## SET TASK 1
Update the listing from its start through the line containing "home-button[interactable] xyxy=(192,745,288,795)" by replacing "chevron-right-icon" with "arrow-right-icon" everywhere it appears, and leave everything else unchanged.

#### TEXT PASSAGE ####

March 04, 2022
Proving their plant prowess once again, Cal Poly Humboldt students won big in a national plant identification contest.
Plant Identification Contest participants (left to right): Kaleie Pena, Ezra Huebner, Stephanie Sandoval, Autumn Pecarovich, Michael Miller, Caitlin Davis, Britney Long, Jennie Hernandez, Hunter Mortensen, Tiffany Douglas, Emma Kirshten, Todd Golder and Susan Edinger Marshall.The Humboldt Rangeland Plant Identification Team took second place in a contest involving more than 100 students from across North America in a combined virtual and in-person contest. The in-person competition was held at the annual meetings of the Society for Range Management (SRM). Only 22 students in total passed (with a score above 60%), including four out of 10 participants at Cal Poly Humboldt, skillfully coached by instructor Todd Golder.
• Ezra Huebner, 3rd place
• Caitlin Davis, 12th place
• Hunter Mortensen, 14th place
• Emma Kirschten, 19th place
In the virtual competition, Antonia Narro placed first, beating perennial favorites University of Alberta.
At the event, contestants were asked to identify 100 plant samples, including grasses, herbaceous plants, shrubs and trees, having only one minute to write down the family/tribe, genus , species, life history and origin of each specimen.

#### MATERIAL FOR THIS EXERCISE ####

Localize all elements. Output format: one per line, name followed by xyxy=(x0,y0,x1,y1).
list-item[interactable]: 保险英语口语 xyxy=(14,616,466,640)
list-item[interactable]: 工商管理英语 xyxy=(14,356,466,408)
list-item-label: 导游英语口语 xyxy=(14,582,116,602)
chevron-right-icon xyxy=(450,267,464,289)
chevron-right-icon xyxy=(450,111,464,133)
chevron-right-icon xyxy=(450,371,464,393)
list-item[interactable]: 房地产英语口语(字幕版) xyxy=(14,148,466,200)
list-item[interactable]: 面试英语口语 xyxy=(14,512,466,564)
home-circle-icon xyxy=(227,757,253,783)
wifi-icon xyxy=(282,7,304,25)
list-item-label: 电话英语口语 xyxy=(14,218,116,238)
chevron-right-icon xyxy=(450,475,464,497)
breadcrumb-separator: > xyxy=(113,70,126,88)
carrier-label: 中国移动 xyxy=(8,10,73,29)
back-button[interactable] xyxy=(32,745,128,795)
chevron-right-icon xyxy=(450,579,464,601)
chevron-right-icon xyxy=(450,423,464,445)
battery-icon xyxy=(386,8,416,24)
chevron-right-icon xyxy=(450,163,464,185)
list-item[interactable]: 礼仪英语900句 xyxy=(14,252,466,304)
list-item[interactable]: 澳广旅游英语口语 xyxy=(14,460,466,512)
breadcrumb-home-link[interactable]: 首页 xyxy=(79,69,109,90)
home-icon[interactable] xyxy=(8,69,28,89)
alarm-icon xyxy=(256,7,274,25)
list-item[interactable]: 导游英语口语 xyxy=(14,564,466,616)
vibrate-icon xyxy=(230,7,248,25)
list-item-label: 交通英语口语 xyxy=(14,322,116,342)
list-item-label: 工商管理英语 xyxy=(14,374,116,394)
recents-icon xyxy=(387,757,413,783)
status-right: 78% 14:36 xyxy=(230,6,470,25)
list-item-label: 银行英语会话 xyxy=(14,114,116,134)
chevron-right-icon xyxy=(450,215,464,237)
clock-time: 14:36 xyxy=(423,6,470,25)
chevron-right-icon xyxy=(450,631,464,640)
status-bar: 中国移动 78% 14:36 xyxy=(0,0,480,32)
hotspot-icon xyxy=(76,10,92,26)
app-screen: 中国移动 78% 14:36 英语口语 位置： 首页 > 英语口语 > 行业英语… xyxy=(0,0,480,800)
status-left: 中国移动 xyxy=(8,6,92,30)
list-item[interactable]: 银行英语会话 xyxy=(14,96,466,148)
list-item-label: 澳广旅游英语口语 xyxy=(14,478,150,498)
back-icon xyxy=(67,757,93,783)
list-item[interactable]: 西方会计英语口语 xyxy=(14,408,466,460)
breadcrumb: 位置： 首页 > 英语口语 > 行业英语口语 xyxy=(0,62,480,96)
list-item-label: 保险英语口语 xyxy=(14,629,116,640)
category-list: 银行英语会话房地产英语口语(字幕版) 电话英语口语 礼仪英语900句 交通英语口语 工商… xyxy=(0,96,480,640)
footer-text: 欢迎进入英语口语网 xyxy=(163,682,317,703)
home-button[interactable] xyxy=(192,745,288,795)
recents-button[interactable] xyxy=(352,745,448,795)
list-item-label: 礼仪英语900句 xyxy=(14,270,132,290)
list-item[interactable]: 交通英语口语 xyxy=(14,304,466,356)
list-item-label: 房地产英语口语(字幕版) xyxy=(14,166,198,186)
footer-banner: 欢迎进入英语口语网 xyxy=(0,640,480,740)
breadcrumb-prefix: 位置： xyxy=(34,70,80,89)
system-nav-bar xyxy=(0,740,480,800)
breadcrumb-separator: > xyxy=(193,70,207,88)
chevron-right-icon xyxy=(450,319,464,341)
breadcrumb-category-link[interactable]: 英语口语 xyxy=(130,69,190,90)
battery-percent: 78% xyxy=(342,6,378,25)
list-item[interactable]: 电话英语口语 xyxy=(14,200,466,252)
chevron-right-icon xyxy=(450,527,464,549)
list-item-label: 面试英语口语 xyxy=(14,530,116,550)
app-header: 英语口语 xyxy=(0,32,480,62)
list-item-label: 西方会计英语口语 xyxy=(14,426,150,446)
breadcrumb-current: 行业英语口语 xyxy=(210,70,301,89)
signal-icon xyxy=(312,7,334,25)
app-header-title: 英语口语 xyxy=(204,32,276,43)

####

## SET TASK 2
Write what comes next in the article about the plant identification contest, continuing after its last sentence.

## EXERCISE ANSWER 1
Localize all elements. Output format: one per line, name followed by xyxy=(x0,y0,x1,y1).
list-item[interactable]: 保险英语口语 xyxy=(14,616,466,640)
list-item[interactable]: 工商管理英语 xyxy=(14,356,466,408)
list-item-label: 导游英语口语 xyxy=(14,582,116,602)
arrow-right-icon xyxy=(450,267,464,289)
arrow-right-icon xyxy=(450,111,464,133)
arrow-right-icon xyxy=(450,371,464,393)
list-item[interactable]: 房地产英语口语(字幕版) xyxy=(14,148,466,200)
list-item[interactable]: 面试英语口语 xyxy=(14,512,466,564)
home-circle-icon xyxy=(227,757,253,783)
wifi-icon xyxy=(282,7,304,25)
list-item-label: 电话英语口语 xyxy=(14,218,116,238)
arrow-right-icon xyxy=(450,475,464,497)
breadcrumb-separator: > xyxy=(113,70,126,88)
carrier-label: 中国移动 xyxy=(8,10,73,29)
back-button[interactable] xyxy=(32,745,128,795)
arrow-right-icon xyxy=(450,579,464,601)
arrow-right-icon xyxy=(450,423,464,445)
battery-icon xyxy=(386,8,416,24)
arrow-right-icon xyxy=(450,163,464,185)
list-item[interactable]: 礼仪英语900句 xyxy=(14,252,466,304)
list-item[interactable]: 澳广旅游英语口语 xyxy=(14,460,466,512)
breadcrumb-home-link[interactable]: 首页 xyxy=(79,69,109,90)
home-icon[interactable] xyxy=(8,69,28,89)
alarm-icon xyxy=(256,7,274,25)
list-item[interactable]: 导游英语口语 xyxy=(14,564,466,616)
vibrate-icon xyxy=(230,7,248,25)
list-item-label: 交通英语口语 xyxy=(14,322,116,342)
list-item-label: 工商管理英语 xyxy=(14,374,116,394)
recents-icon xyxy=(387,757,413,783)
status-right: 78% 14:36 xyxy=(230,6,470,25)
list-item-label: 银行英语会话 xyxy=(14,114,116,134)
arrow-right-icon xyxy=(450,215,464,237)
clock-time: 14:36 xyxy=(423,6,470,25)
arrow-right-icon xyxy=(450,631,464,640)
status-bar: 中国移动 78% 14:36 xyxy=(0,0,480,32)
hotspot-icon xyxy=(76,10,92,26)
app-screen: 中国移动 78% 14:36 英语口语 位置： 首页 > 英语口语 > 行业英语… xyxy=(0,0,480,800)
status-left: 中国移动 xyxy=(8,6,92,30)
list-item[interactable]: 银行英语会话 xyxy=(14,96,466,148)
list-item-label: 澳广旅游英语口语 xyxy=(14,478,150,498)
back-icon xyxy=(67,757,93,783)
list-item[interactable]: 西方会计英语口语 xyxy=(14,408,466,460)
breadcrumb: 位置： 首页 > 英语口语 > 行业英语口语 xyxy=(0,62,480,96)
list-item-label: 保险英语口语 xyxy=(14,629,116,640)
category-list: 银行英语会话房地产英语口语(字幕版) 电话英语口语 礼仪英语900句 交通英语口语 工商… xyxy=(0,96,480,640)
footer-text: 欢迎进入英语口语网 xyxy=(163,682,317,703)
home-button[interactable] xyxy=(192,745,288,795)

## EXERCISE ANSWER 2
The examination traditionally includes samples that are exceptionally difficult to identify: some have been defoliated, presented as seedlings or even burned. These skills are particularly important for the future fieldwork of the rangeland resource science and botany students who entered the competition. About one-third of the United States is considered rangeland, defined as open country dominated by herbaceous and woody species.
Kaelie Peña, a range resource science graduate and U.S. Forest Service range management specialist in the Salmon-Challis National Forest, received the Young Outstanding Early Career Award. Peña recently served as president of the SRMYoung Professionals Conclave.
Emeritus Professor of Rangeland Resource Science, Susan Edinger Marshall, received an award for excellence in undergraduate teaching.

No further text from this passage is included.